--- BEGIN ---

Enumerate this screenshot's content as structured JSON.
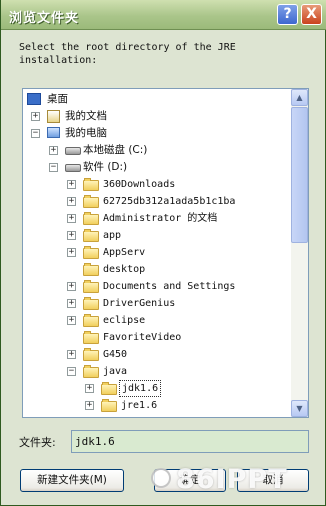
{
  "dialog": {
    "title": "浏览文件夹",
    "help_glyph": "?",
    "close_glyph": "X",
    "instruction": "Select the root directory of the JRE\ninstallation:"
  },
  "tree": {
    "desktop": "桌面",
    "my_docs": "我的文档",
    "my_computer": "我的电脑",
    "local_disk_c": "本地磁盘 (C:)",
    "software_d": "软件 (D:)",
    "d_children": [
      "360Downloads",
      "62725db312a1ada5b1c1ba",
      "Administrator 的文档",
      "app",
      "AppServ",
      "desktop",
      "Documents and Settings",
      "DriverGenius",
      "eclipse",
      "FavoriteVideo",
      "G450",
      "java"
    ],
    "java_children": [
      "jdk1.6",
      "jre1.6"
    ],
    "selected": "jdk1.6",
    "expand_plus": "+",
    "expand_minus": "−",
    "scroll_up": "▲",
    "scroll_down": "▼"
  },
  "folder_field": {
    "label": "文件夹:",
    "value": "jdk1.6"
  },
  "buttons": {
    "new_folder": "新建文件夹(M)",
    "ok": "确定",
    "cancel": "取消"
  },
  "watermark": "86IPPT"
}
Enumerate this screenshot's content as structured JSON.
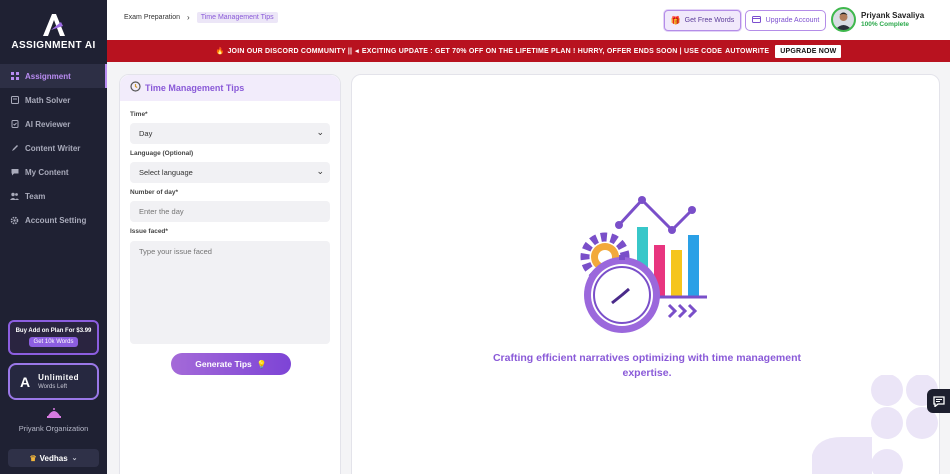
{
  "brand": {
    "logo_text": "ASSIGNMENT AI"
  },
  "sidebar": {
    "items": [
      {
        "label": "Assignment",
        "icon": "grid-icon",
        "active": true
      },
      {
        "label": "Math Solver",
        "icon": "calculator-icon",
        "active": false
      },
      {
        "label": "AI Reviewer",
        "icon": "document-check-icon",
        "active": false
      },
      {
        "label": "Content Writer",
        "icon": "pen-icon",
        "active": false
      },
      {
        "label": "My Content",
        "icon": "chat-icon",
        "active": false
      },
      {
        "label": "Team",
        "icon": "team-icon",
        "active": false
      },
      {
        "label": "Account Setting",
        "icon": "gear-icon",
        "active": false
      }
    ],
    "addon": {
      "title": "Buy Add on Plan For $3.99",
      "button": "Get 10k Words"
    },
    "plan": {
      "logo": "A",
      "title": "Unlimited",
      "subtitle": "Words Left"
    },
    "organization": "Priyank Organization",
    "workspace": "Vedhas"
  },
  "header": {
    "breadcrumbs": [
      "Exam Preparation",
      "Time Management Tips"
    ],
    "free_words_label": "Get Free Words",
    "upgrade_label": "Upgrade Account",
    "user": {
      "name": "Priyank Savaliya",
      "progress": "100% Complete"
    }
  },
  "banner": {
    "text_a": "JOIN OUR DISCORD COMMUNITY ||",
    "text_b": "EXCITING UPDATE : GET 70% OFF ON THE LIFETIME PLAN ! HURRY, OFFER ENDS SOON | USE CODE",
    "code": "AUTOWRITE",
    "button": "UPGRADE NOW"
  },
  "form": {
    "title": "Time Management Tips",
    "time_label": "Time*",
    "time_value": "Day",
    "language_label": "Language (Optional)",
    "language_value": "Select language",
    "days_label": "Number of day*",
    "days_placeholder": "Enter the day",
    "issue_label": "Issue faced*",
    "issue_placeholder": "Type your issue faced",
    "generate_label": "Generate Tips"
  },
  "output": {
    "message": "Crafting efficient narratives optimizing with time management expertise."
  },
  "colors": {
    "accent": "#8a5ad8",
    "sidebar_bg": "#1f2133",
    "banner_bg": "#b8121f",
    "success": "#2aa84a"
  }
}
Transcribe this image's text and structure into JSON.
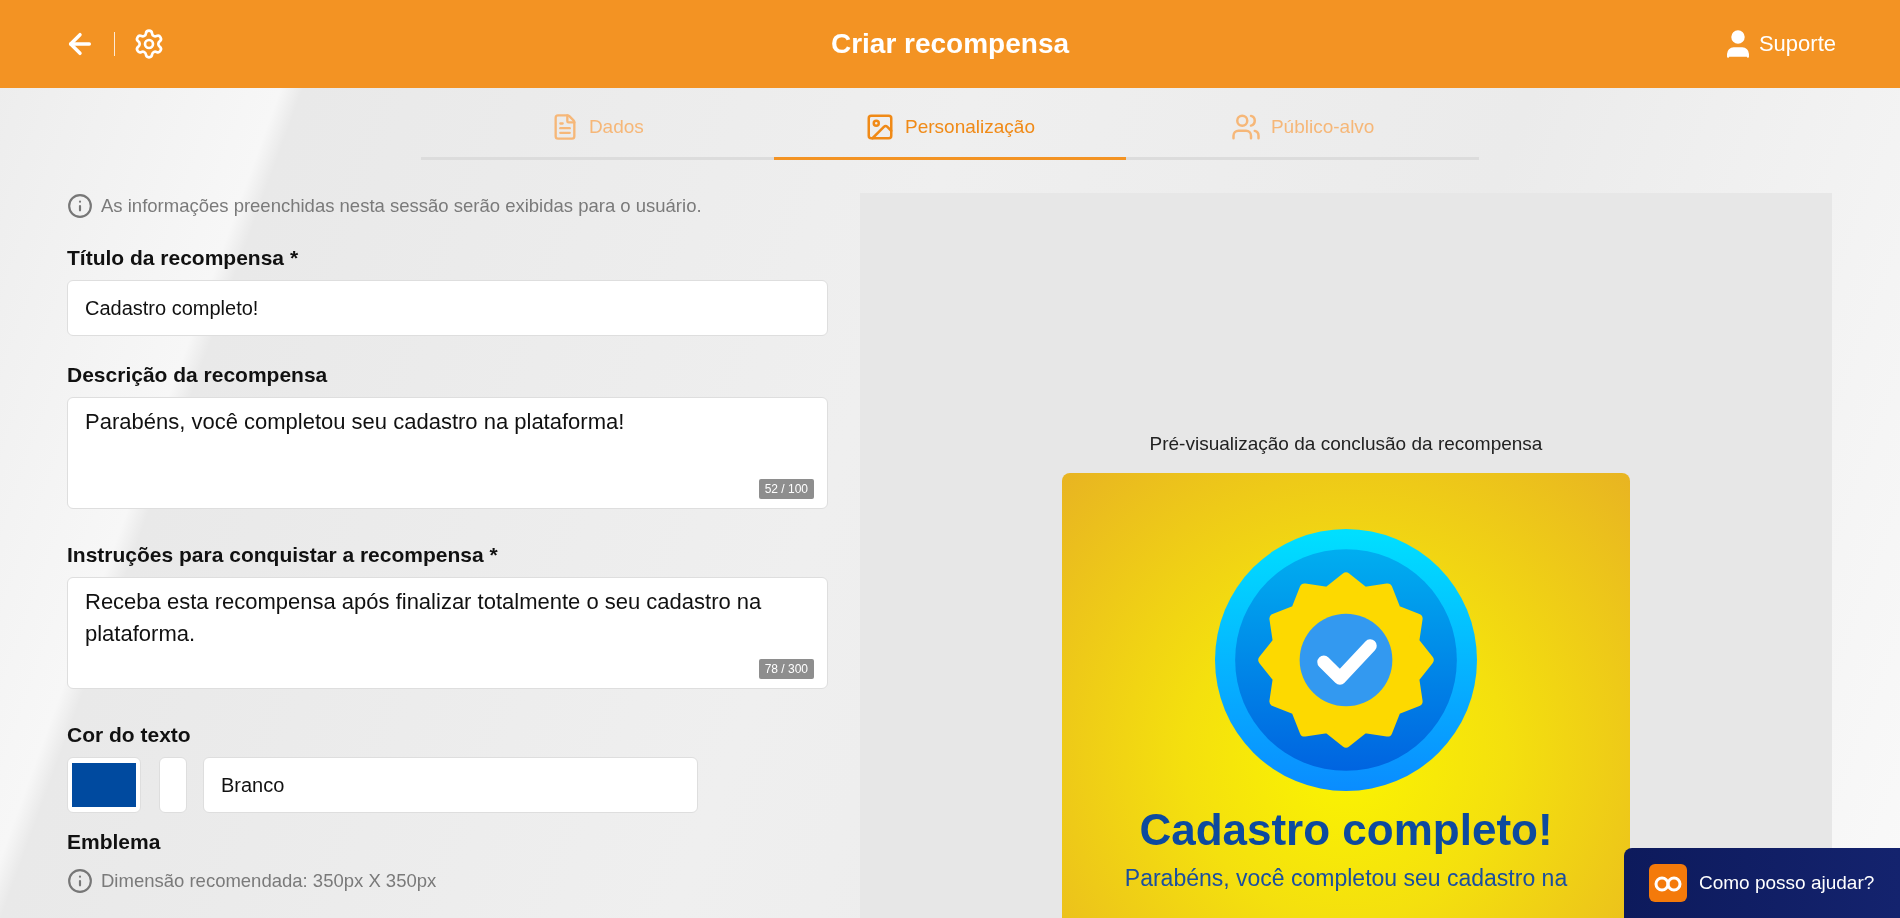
{
  "header": {
    "title": "Criar recompensa",
    "support_label": "Suporte"
  },
  "tabs": [
    {
      "label": "Dados",
      "kind": "document",
      "selected": false
    },
    {
      "label": "Personalização",
      "kind": "image",
      "selected": true
    },
    {
      "label": "Público-alvo",
      "kind": "audience",
      "selected": false
    }
  ],
  "form": {
    "notice": "As informações preenchidas nesta sessão serão exibidas para o usuário.",
    "fields": [
      {
        "kind": "input",
        "label": "Título da recompensa *",
        "value": "Cadastro completo!"
      },
      {
        "kind": "textarea",
        "label": "Descrição da recompensa",
        "value": "Parabéns, você completou seu cadastro na plataforma!",
        "counter": "52 / 100"
      },
      {
        "kind": "textarea",
        "label": "Instruções para conquistar a recompensa *",
        "value": "Receba esta recompensa após finalizar totalmente o seu cadastro na plataforma.",
        "counter": "78 / 300"
      }
    ],
    "text_color": {
      "label": "Cor do texto",
      "color": "#004a9f",
      "value": "Branco"
    },
    "emblem": {
      "label": "Emblema",
      "hint": "Dimensão recomendada: 350px X 350px"
    }
  },
  "preview": {
    "caption": "Pré-visualização da conclusão da recompensa",
    "title": "Cadastro completo!",
    "description": "Parabéns, você completou seu cadastro na"
  },
  "chat": {
    "label": "Como posso ajudar?"
  }
}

--- END ---

Copy every line above word for word and exclude the pictures.

Solution for this task =>
Enumerate this screenshot's content as structured JSON.
{
  "dialog": {
    "title": "浏览文件夹",
    "help_glyph": "?",
    "close_glyph": "X",
    "instruction": "Select the root directory of the JRE\ninstallation:"
  },
  "tree": {
    "desktop": "桌面",
    "my_docs": "我的文档",
    "my_computer": "我的电脑",
    "local_disk_c": "本地磁盘 (C:)",
    "software_d": "软件 (D:)",
    "d_children": [
      "360Downloads",
      "62725db312a1ada5b1c1ba",
      "Administrator 的文档",
      "app",
      "AppServ",
      "desktop",
      "Documents and Settings",
      "DriverGenius",
      "eclipse",
      "FavoriteVideo",
      "G450",
      "java"
    ],
    "java_children": [
      "jdk1.6",
      "jre1.6"
    ],
    "selected": "jdk1.6",
    "expand_plus": "+",
    "expand_minus": "−",
    "scroll_up": "▲",
    "scroll_down": "▼"
  },
  "folder_field": {
    "label": "文件夹:",
    "value": "jdk1.6"
  },
  "buttons": {
    "new_folder": "新建文件夹(M)",
    "ok": "确定",
    "cancel": "取消"
  },
  "watermark": "86IPPT"
}
Enumerate this screenshot's content as structured JSON.
{
  "brand": {
    "logo_text": "ASSIGNMENT AI"
  },
  "sidebar": {
    "items": [
      {
        "label": "Assignment",
        "icon": "grid-icon",
        "active": true
      },
      {
        "label": "Math Solver",
        "icon": "calculator-icon",
        "active": false
      },
      {
        "label": "AI Reviewer",
        "icon": "document-check-icon",
        "active": false
      },
      {
        "label": "Content Writer",
        "icon": "pen-icon",
        "active": false
      },
      {
        "label": "My Content",
        "icon": "chat-icon",
        "active": false
      },
      {
        "label": "Team",
        "icon": "team-icon",
        "active": false
      },
      {
        "label": "Account Setting",
        "icon": "gear-icon",
        "active": false
      }
    ],
    "addon": {
      "title": "Buy Add on Plan For $3.99",
      "button": "Get 10k Words"
    },
    "plan": {
      "logo": "A",
      "title": "Unlimited",
      "subtitle": "Words Left"
    },
    "organization": "Priyank Organization",
    "workspace": "Vedhas"
  },
  "header": {
    "breadcrumbs": [
      "Exam Preparation",
      "Time Management Tips"
    ],
    "free_words_label": "Get Free Words",
    "upgrade_label": "Upgrade Account",
    "user": {
      "name": "Priyank Savaliya",
      "progress": "100% Complete"
    }
  },
  "banner": {
    "text_a": "JOIN OUR DISCORD COMMUNITY ||",
    "text_b": "EXCITING UPDATE : GET 70% OFF ON THE LIFETIME PLAN ! HURRY, OFFER ENDS SOON | USE CODE",
    "code": "AUTOWRITE",
    "button": "UPGRADE NOW"
  },
  "form": {
    "title": "Time Management Tips",
    "time_label": "Time*",
    "time_value": "Day",
    "language_label": "Language (Optional)",
    "language_value": "Select language",
    "days_label": "Number of day*",
    "days_placeholder": "Enter the day",
    "issue_label": "Issue faced*",
    "issue_placeholder": "Type your issue faced",
    "generate_label": "Generate Tips"
  },
  "output": {
    "message": "Crafting efficient narratives optimizing with time management expertise."
  },
  "colors": {
    "accent": "#8a5ad8",
    "sidebar_bg": "#1f2133",
    "banner_bg": "#b8121f",
    "success": "#2aa84a"
  }
}
Transcribe this image's text and structure into JSON.
{
  "header": {
    "title": "Criar recompensa",
    "support_label": "Suporte"
  },
  "tabs": [
    {
      "label": "Dados",
      "kind": "document",
      "selected": false
    },
    {
      "label": "Personalização",
      "kind": "image",
      "selected": true
    },
    {
      "label": "Público-alvo",
      "kind": "audience",
      "selected": false
    }
  ],
  "form": {
    "notice": "As informações preenchidas nesta sessão serão exibidas para o usuário.",
    "fields": [
      {
        "kind": "input",
        "label": "Título da recompensa *",
        "value": "Cadastro completo!"
      },
      {
        "kind": "textarea",
        "label": "Descrição da recompensa",
        "value": "Parabéns, você completou seu cadastro na plataforma!",
        "counter": "52 / 100"
      },
      {
        "kind": "textarea",
        "label": "Instruções para conquistar a recompensa *",
        "value": "Receba esta recompensa após finalizar totalmente o seu cadastro na plataforma.",
        "counter": "78 / 300"
      }
    ],
    "text_color": {
      "label": "Cor do texto",
      "color": "#004a9f",
      "value": "Branco"
    },
    "emblem": {
      "label": "Emblema",
      "hint": "Dimensão recomendada: 350px X 350px"
    }
  },
  "preview": {
    "caption": "Pré-visualização da conclusão da recompensa",
    "title": "Cadastro completo!",
    "description": "Parabéns, você completou seu cadastro na"
  },
  "chat": {
    "label": "Como posso ajudar?"
  }
}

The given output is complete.